Given request: Can you lay out the lines below as a numbered list, skipping any blank ones?

Data to use:
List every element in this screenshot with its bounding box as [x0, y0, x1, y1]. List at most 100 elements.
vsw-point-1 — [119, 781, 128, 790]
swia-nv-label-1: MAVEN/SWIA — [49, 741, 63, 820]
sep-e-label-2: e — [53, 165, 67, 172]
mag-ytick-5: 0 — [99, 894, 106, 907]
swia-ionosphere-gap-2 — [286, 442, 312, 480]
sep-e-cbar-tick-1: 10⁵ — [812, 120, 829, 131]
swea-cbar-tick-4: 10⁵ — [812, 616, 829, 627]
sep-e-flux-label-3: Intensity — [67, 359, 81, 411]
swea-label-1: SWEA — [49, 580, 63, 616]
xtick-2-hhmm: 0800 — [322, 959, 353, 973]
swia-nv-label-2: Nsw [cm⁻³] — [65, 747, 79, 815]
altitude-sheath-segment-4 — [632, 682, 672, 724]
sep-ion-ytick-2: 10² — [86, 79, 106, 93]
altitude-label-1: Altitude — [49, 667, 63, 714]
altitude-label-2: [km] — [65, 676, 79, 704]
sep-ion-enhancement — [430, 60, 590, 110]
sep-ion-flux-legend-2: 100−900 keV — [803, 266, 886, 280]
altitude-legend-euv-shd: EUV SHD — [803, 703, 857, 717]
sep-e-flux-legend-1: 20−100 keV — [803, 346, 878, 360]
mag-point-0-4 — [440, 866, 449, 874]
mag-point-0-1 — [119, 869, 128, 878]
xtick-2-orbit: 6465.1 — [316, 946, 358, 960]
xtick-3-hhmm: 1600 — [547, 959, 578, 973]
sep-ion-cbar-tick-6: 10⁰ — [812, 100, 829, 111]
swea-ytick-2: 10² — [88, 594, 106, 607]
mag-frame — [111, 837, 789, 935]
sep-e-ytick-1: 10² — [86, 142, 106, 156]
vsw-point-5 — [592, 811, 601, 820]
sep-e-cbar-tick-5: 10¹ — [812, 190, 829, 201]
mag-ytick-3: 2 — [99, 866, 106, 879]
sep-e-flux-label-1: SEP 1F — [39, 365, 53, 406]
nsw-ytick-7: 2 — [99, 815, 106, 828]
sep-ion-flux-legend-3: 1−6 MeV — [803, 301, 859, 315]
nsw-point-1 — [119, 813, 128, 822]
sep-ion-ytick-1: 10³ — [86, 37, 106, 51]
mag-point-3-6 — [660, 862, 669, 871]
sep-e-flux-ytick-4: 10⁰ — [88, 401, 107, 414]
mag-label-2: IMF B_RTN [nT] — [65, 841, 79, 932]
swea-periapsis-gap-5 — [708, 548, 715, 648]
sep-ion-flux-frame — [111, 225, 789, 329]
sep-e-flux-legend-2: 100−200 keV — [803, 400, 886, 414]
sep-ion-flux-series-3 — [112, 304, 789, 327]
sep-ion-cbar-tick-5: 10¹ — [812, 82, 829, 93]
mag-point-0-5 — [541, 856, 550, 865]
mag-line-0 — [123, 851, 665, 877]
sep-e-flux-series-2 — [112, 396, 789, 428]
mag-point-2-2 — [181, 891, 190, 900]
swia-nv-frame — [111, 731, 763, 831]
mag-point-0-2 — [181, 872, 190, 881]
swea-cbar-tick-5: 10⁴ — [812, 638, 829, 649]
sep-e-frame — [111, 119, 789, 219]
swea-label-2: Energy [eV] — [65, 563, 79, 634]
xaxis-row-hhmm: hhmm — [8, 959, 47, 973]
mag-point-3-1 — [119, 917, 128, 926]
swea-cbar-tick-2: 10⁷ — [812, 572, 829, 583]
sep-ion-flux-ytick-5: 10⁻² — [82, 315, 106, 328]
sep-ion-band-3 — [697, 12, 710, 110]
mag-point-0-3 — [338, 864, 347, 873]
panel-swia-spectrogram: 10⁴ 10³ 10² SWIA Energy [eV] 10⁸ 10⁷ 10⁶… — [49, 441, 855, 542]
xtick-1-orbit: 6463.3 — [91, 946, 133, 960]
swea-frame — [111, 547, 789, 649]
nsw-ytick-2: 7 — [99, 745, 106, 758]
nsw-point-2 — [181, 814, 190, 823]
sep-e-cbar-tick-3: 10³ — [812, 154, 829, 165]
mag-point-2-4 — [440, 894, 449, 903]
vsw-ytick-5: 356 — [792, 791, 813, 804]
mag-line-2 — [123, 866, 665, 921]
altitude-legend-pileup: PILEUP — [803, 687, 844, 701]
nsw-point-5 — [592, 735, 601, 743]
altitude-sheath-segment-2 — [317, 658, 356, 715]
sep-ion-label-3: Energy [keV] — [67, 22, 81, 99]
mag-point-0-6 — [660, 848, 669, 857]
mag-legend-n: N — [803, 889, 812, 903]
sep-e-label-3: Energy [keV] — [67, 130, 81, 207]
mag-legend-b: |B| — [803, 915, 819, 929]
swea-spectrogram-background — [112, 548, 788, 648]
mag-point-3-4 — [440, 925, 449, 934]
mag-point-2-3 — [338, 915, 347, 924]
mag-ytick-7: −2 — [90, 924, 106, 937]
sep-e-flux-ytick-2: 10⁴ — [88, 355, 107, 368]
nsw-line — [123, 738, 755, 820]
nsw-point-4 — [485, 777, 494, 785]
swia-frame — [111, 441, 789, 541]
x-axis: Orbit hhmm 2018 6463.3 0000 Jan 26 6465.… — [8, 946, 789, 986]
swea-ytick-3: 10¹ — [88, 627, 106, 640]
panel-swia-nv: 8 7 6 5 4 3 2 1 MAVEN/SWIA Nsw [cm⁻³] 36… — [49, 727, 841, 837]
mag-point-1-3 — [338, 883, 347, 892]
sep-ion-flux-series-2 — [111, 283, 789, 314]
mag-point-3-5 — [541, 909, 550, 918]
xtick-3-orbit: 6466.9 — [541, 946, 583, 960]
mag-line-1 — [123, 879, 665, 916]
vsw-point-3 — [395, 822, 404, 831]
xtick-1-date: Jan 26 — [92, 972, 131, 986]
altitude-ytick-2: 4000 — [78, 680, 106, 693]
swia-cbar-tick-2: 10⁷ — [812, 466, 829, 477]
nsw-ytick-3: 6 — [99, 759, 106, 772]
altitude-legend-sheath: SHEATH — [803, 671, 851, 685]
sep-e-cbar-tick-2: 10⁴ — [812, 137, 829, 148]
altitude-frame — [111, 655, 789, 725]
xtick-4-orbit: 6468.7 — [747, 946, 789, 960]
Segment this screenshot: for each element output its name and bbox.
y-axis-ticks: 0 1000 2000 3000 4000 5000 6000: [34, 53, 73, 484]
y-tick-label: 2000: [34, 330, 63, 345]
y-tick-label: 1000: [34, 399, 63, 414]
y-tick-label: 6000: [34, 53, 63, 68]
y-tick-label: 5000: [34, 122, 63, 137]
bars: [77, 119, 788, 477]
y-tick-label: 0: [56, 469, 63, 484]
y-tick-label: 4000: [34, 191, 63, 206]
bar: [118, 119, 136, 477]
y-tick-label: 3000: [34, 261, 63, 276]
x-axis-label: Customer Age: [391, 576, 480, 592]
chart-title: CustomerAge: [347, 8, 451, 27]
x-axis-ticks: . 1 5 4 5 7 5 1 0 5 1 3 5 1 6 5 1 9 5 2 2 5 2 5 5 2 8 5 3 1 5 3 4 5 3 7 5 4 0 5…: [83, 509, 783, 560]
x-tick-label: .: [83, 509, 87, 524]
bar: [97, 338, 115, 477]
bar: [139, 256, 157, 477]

Solution for this problem:
1. List every element in this screenshot with its bounding box as [x0, y0, x1, y1]. List at most 100 elements.
2. vsw-point-1 — [119, 781, 128, 790]
3. swia-nv-label-1: MAVEN/SWIA — [49, 741, 63, 820]
4. sep-e-label-2: e — [53, 165, 67, 172]
5. mag-ytick-5: 0 — [99, 894, 106, 907]
6. swia-ionosphere-gap-2 — [286, 442, 312, 480]
7. sep-e-cbar-tick-1: 10⁵ — [812, 120, 829, 131]
8. swea-cbar-tick-4: 10⁵ — [812, 616, 829, 627]
9. sep-e-flux-label-3: Intensity — [67, 359, 81, 411]
10. swea-label-1: SWEA — [49, 580, 63, 616]
11. xtick-2-hhmm: 0800 — [322, 959, 353, 973]
12. swia-nv-label-2: Nsw [cm⁻³] — [65, 747, 79, 815]
13. altitude-sheath-segment-4 — [632, 682, 672, 724]
14. sep-ion-ytick-2: 10² — [86, 79, 106, 93]
15. altitude-label-1: Altitude — [49, 667, 63, 714]
16. altitude-label-2: [km] — [65, 676, 79, 704]
17. sep-ion-enhancement — [430, 60, 590, 110]
18. sep-ion-flux-legend-2: 100−900 keV — [803, 266, 886, 280]
19. altitude-legend-euv-shd: EUV SHD — [803, 703, 857, 717]
20. sep-e-flux-legend-1: 20−100 keV — [803, 346, 878, 360]
21. mag-point-0-4 — [440, 866, 449, 874]
22. mag-point-0-1 — [119, 869, 128, 878]
23. xtick-2-orbit: 6465.1 — [316, 946, 358, 960]
24. xtick-3-hhmm: 1600 — [547, 959, 578, 973]
25. sep-ion-cbar-tick-6: 10⁰ — [812, 100, 829, 111]
26. swea-ytick-2: 10² — [88, 594, 106, 607]
27. mag-frame — [111, 837, 789, 935]
28. sep-e-ytick-1: 10² — [86, 142, 106, 156]
29. vsw-point-5 — [592, 811, 601, 820]
30. sep-e-cbar-tick-5: 10¹ — [812, 190, 829, 201]
31. mag-ytick-3: 2 — [99, 866, 106, 879]
32. sep-e-flux-label-1: SEP 1F — [39, 365, 53, 406]
33. nsw-ytick-7: 2 — [99, 815, 106, 828]
34. sep-ion-flux-legend-3: 1−6 MeV — [803, 301, 859, 315]
35. nsw-point-1 — [119, 813, 128, 822]
36. sep-ion-ytick-1: 10³ — [86, 37, 106, 51]
37. mag-point-3-6 — [660, 862, 669, 871]
38. sep-e-flux-ytick-4: 10⁰ — [88, 401, 107, 414]
39. mag-label-2: IMF B_RTN [nT] — [65, 841, 79, 932]
40. swea-periapsis-gap-5 — [708, 548, 715, 648]
41. sep-ion-flux-frame — [111, 225, 789, 329]
42. sep-e-flux-legend-2: 100−200 keV — [803, 400, 886, 414]
43. sep-ion-flux-series-3 — [112, 304, 789, 327]
44. sep-ion-cbar-tick-5: 10¹ — [812, 82, 829, 93]
45. mag-point-0-5 — [541, 856, 550, 865]
46. mag-line-0 — [123, 851, 665, 877]
47. sep-e-flux-series-2 — [112, 396, 789, 428]
48. mag-point-2-2 — [181, 891, 190, 900]
49. swia-nv-frame — [111, 731, 763, 831]
50. mag-point-0-2 — [181, 872, 190, 881]
51. swea-cbar-tick-5: 10⁴ — [812, 638, 829, 649]
52. sep-e-frame — [111, 119, 789, 219]
53. swea-label-2: Energy [eV] — [65, 563, 79, 634]
54. xaxis-row-hhmm: hhmm — [8, 959, 47, 973]
55. mag-point-3-1 — [119, 917, 128, 926]
56. swea-cbar-tick-2: 10⁷ — [812, 572, 829, 583]
57. sep-ion-flux-ytick-5: 10⁻² — [82, 315, 106, 328]
58. sep-ion-band-3 — [697, 12, 710, 110]
59. mag-point-0-3 — [338, 864, 347, 873]
60. panel-swia-spectrogram: 10⁴ 10³ 10² SWIA Energy [eV] 10⁸ 10⁷ 10⁶… — [49, 441, 855, 542]
61. xtick-1-orbit: 6463.3 — [91, 946, 133, 960]
62. swea-frame — [111, 547, 789, 649]
63. nsw-ytick-2: 7 — [99, 745, 106, 758]
64. nsw-point-2 — [181, 814, 190, 823]
65. sep-e-cbar-tick-3: 10³ — [812, 154, 829, 165]
66. mag-point-2-4 — [440, 894, 449, 903]
67. vsw-ytick-5: 356 — [792, 791, 813, 804]
68. mag-line-2 — [123, 866, 665, 921]
69. altitude-legend-pileup: PILEUP — [803, 687, 844, 701]
70. nsw-point-5 — [592, 735, 601, 743]
71. altitude-sheath-segment-2 — [317, 658, 356, 715]
72. sep-ion-label-3: Energy [keV] — [67, 22, 81, 99]
73. mag-point-0-6 — [660, 848, 669, 857]
74. mag-legend-n: N — [803, 889, 812, 903]
75. sep-e-label-3: Energy [keV] — [67, 130, 81, 207]
76. mag-legend-b: |B| — [803, 915, 819, 929]
77. swea-spectrogram-background — [112, 548, 788, 648]
78. mag-point-3-4 — [440, 925, 449, 934]
79. mag-point-2-3 — [338, 915, 347, 924]
80. mag-ytick-7: −2 — [90, 924, 106, 937]
81. sep-e-flux-ytick-2: 10⁴ — [88, 355, 107, 368]
82. nsw-line — [123, 738, 755, 820]
83. nsw-point-4 — [485, 777, 494, 785]
84. swia-frame — [111, 441, 789, 541]
85. x-axis: Orbit hhmm 2018 6463.3 0000 Jan 26 6465.… — [8, 946, 789, 986]
86. swea-ytick-3: 10¹ — [88, 627, 106, 640]
87. panel-swia-nv: 8 7 6 5 4 3 2 1 MAVEN/SWIA Nsw [cm⁻³] 36… — [49, 727, 841, 837]
88. mag-point-1-3 — [338, 883, 347, 892]
89. sep-ion-flux-series-2 — [111, 283, 789, 314]
90. mag-point-3-5 — [541, 909, 550, 918]
91. xtick-3-orbit: 6466.9 — [541, 946, 583, 960]
92. mag-line-1 — [123, 879, 665, 916]
93. vsw-point-3 — [395, 822, 404, 831]
94. xtick-1-date: Jan 26 — [92, 972, 131, 986]
95. altitude-ytick-2: 4000 — [78, 680, 106, 693]
96. swia-cbar-tick-2: 10⁷ — [812, 466, 829, 477]
97. nsw-ytick-3: 6 — [99, 759, 106, 772]
98. altitude-legend-sheath: SHEATH — [803, 671, 851, 685]
99. sep-e-cbar-tick-2: 10⁴ — [812, 137, 829, 148]
100. altitude-frame — [111, 655, 789, 725]
101. xtick-4-orbit: 6468.7 — [747, 946, 789, 960]
102. Segment this screenshot: for each element output its name and bbox.
103. y-axis-ticks: 0 1000 2000 3000 4000 5000 6000: [34, 53, 73, 484]
104. y-tick-label: 2000: [34, 330, 63, 345]
105. y-tick-label: 1000: [34, 399, 63, 414]
106. y-tick-label: 6000: [34, 53, 63, 68]
107. y-tick-label: 5000: [34, 122, 63, 137]
108. bars: [77, 119, 788, 477]
109. y-tick-label: 0: [56, 469, 63, 484]
110. y-tick-label: 4000: [34, 191, 63, 206]
111. bar: [118, 119, 136, 477]
112. y-tick-label: 3000: [34, 261, 63, 276]
113. x-axis-label: Customer Age: [391, 576, 480, 592]
114. chart-title: CustomerAge: [347, 8, 451, 27]
115. x-axis-ticks: . 1 5 4 5 7 5 1 0 5 1 3 5 1 6 5 1 9 5 2 2 5 2 5 5 2 8 5 3 1 5 3 4 5 3 7 5 4 0 5…: [83, 509, 783, 560]
116. x-tick-label: .: [83, 509, 87, 524]
117. bar: [97, 338, 115, 477]
118. bar: [139, 256, 157, 477]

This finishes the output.